(Element and region data)

-=-=-=-=-

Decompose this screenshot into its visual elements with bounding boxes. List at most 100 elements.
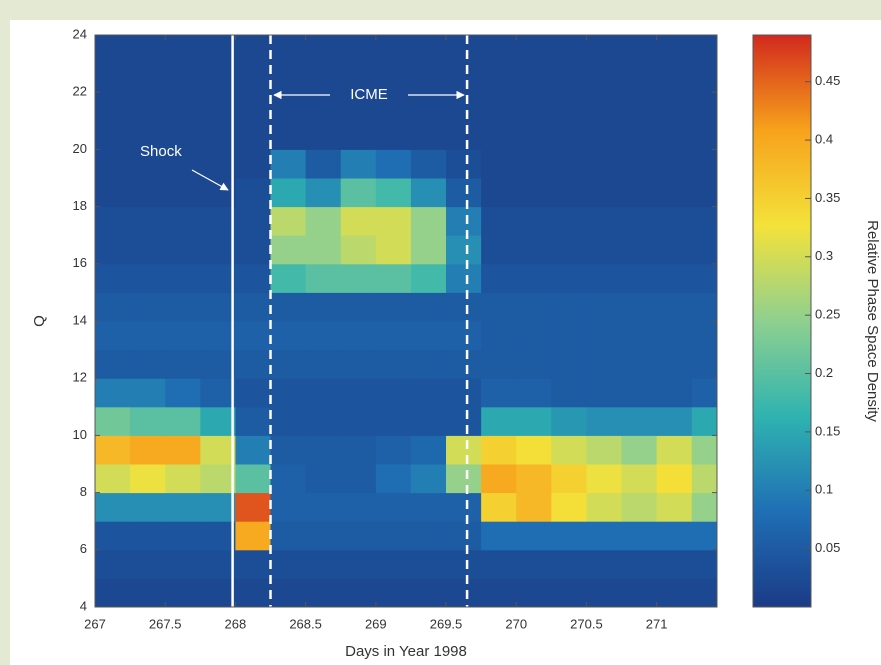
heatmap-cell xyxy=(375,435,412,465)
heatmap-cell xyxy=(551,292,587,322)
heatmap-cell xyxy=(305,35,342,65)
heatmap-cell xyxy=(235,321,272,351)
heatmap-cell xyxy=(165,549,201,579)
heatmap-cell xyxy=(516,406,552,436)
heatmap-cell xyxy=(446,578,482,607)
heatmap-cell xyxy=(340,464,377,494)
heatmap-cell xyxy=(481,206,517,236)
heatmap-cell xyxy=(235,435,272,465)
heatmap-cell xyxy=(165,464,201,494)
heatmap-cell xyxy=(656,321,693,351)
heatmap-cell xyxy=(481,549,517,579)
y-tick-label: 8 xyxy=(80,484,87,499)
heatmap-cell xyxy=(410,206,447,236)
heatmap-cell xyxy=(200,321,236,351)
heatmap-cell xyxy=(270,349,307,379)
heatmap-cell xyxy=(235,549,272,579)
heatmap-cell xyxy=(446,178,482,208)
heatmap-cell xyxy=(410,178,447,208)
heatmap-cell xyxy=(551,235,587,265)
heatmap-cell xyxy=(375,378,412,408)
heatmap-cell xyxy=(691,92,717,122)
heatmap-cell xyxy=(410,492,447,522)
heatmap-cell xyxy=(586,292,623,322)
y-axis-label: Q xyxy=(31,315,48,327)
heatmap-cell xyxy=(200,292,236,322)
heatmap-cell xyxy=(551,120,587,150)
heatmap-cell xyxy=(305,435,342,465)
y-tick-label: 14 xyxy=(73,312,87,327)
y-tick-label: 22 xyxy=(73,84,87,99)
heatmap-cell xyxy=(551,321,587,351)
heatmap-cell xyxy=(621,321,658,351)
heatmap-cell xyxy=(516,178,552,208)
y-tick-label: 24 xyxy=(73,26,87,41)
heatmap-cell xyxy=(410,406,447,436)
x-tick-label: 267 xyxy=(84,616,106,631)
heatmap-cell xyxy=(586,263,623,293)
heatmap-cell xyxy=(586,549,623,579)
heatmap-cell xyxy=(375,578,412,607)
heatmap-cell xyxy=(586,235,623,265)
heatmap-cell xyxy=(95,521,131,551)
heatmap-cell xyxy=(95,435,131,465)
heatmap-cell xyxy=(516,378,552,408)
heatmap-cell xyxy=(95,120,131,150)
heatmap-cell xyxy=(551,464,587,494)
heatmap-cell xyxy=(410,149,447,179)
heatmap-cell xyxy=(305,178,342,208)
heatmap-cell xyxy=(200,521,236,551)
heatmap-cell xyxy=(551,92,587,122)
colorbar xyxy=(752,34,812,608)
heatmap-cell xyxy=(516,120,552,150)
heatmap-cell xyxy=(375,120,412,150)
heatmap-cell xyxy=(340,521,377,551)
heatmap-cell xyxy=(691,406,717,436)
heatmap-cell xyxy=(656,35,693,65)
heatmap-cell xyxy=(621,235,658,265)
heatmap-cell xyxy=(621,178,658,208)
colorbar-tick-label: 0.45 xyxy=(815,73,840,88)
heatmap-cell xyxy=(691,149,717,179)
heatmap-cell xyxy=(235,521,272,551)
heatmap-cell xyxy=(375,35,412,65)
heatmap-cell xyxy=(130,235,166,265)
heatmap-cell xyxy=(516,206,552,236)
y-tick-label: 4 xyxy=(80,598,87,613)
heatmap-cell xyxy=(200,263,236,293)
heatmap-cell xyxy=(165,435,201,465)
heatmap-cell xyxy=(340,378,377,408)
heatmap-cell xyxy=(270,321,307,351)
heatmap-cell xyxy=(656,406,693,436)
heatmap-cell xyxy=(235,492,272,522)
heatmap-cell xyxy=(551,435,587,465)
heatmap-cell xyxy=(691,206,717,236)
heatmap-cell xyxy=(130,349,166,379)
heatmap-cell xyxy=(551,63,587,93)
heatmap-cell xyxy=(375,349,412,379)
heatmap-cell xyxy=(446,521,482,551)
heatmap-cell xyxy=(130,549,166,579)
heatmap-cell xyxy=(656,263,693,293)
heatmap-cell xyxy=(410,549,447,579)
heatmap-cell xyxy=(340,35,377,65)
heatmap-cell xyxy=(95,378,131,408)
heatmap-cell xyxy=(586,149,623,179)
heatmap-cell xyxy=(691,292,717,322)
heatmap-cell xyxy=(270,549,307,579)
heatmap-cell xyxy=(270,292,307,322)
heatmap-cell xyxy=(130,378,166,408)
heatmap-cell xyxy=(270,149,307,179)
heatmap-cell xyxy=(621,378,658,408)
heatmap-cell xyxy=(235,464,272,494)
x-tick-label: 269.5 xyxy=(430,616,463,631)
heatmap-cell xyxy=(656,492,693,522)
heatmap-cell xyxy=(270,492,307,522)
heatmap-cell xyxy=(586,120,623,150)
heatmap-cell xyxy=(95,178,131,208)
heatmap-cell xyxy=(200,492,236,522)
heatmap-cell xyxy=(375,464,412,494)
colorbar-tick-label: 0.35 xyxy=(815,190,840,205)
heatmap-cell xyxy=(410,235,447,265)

-=-=-=-=-

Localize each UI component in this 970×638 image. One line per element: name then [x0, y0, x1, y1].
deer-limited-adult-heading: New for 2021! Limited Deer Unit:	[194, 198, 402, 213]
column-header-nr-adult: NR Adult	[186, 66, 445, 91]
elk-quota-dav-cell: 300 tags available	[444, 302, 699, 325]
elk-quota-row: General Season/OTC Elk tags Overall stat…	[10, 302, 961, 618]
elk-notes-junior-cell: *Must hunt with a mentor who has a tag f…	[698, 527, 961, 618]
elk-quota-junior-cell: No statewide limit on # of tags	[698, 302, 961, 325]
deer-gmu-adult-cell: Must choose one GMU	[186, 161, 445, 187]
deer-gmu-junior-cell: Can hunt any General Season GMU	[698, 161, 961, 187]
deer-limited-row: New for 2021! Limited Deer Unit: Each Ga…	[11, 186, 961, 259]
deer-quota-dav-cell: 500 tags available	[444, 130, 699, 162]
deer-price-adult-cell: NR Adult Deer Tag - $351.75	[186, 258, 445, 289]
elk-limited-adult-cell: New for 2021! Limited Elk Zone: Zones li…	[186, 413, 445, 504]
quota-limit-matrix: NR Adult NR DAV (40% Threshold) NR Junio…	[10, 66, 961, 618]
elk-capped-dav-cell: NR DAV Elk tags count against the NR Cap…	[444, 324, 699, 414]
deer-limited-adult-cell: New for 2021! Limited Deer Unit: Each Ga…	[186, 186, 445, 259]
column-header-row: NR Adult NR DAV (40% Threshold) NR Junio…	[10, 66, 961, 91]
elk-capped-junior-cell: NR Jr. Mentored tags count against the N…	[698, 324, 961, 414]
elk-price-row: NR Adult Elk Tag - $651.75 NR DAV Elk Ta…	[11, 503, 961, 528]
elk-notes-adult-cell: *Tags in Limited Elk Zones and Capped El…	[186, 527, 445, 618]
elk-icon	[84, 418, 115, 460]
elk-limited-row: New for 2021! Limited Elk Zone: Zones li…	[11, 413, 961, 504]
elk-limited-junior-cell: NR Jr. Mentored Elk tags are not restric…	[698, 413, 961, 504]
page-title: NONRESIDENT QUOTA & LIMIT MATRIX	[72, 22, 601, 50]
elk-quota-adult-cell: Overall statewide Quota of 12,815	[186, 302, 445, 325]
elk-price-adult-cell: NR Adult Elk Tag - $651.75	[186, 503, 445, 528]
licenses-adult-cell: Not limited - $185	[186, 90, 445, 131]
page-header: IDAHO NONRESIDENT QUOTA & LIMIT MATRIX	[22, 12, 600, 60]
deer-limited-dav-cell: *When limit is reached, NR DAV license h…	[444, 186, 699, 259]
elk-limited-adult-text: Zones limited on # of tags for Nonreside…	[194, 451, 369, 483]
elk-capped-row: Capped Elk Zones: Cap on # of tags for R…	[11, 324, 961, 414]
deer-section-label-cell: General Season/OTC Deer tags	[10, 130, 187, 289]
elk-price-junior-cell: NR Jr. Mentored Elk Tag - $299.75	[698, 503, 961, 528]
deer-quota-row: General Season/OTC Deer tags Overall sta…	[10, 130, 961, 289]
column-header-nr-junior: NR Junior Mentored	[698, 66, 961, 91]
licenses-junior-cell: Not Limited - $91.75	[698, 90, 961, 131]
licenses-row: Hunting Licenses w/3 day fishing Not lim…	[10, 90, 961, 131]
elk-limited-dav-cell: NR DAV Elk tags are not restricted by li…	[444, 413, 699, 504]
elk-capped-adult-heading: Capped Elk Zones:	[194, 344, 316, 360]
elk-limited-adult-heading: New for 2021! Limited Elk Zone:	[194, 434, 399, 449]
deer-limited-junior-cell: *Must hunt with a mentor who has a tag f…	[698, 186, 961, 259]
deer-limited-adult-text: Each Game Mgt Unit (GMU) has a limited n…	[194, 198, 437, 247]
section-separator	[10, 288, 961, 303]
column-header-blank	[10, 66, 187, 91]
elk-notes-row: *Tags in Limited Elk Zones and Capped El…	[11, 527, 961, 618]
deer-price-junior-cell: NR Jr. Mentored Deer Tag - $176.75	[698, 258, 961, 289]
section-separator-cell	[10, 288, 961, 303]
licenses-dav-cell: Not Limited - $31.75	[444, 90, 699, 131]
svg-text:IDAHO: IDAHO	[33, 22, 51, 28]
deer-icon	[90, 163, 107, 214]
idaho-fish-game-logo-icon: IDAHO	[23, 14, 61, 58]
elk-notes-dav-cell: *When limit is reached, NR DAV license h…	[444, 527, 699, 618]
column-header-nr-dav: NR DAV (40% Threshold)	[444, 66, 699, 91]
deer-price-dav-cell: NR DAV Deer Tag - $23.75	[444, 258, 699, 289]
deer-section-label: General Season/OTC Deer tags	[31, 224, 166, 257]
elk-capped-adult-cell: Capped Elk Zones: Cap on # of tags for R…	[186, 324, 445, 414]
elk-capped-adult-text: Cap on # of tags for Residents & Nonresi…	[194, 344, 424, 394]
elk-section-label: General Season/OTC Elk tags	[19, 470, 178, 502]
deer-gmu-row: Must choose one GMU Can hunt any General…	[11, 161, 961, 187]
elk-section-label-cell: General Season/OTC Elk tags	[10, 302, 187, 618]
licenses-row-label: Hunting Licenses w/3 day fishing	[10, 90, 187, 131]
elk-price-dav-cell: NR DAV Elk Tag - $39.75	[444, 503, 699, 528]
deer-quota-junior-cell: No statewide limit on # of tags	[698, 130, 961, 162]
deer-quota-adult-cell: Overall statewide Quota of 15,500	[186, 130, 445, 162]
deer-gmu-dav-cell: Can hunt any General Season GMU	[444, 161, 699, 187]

-=-=-=-=-

Write out the lines verbatim, starting at the line that contains "Localize each UI" and ending after the line that contains "elk-limited-adult-cell: New for".

**COMPLETE OUTPUT**
Localize each UI component in this 970×638 image. One line per element: name then [x0, y0, x1, y1].
deer-limited-adult-heading: New for 2021! Limited Deer Unit:	[194, 198, 402, 213]
column-header-nr-adult: NR Adult	[186, 66, 445, 91]
elk-quota-dav-cell: 300 tags available	[444, 302, 699, 325]
elk-quota-row: General Season/OTC Elk tags Overall stat…	[10, 302, 961, 618]
elk-notes-junior-cell: *Must hunt with a mentor who has a tag f…	[698, 527, 961, 618]
elk-quota-junior-cell: No statewide limit on # of tags	[698, 302, 961, 325]
deer-gmu-adult-cell: Must choose one GMU	[186, 161, 445, 187]
deer-gmu-junior-cell: Can hunt any General Season GMU	[698, 161, 961, 187]
deer-limited-row: New for 2021! Limited Deer Unit: Each Ga…	[11, 186, 961, 259]
deer-quota-dav-cell: 500 tags available	[444, 130, 699, 162]
deer-price-adult-cell: NR Adult Deer Tag - $351.75	[186, 258, 445, 289]
elk-limited-adult-cell: New for 2021! Limited Elk Zone: Zones li…	[186, 413, 445, 504]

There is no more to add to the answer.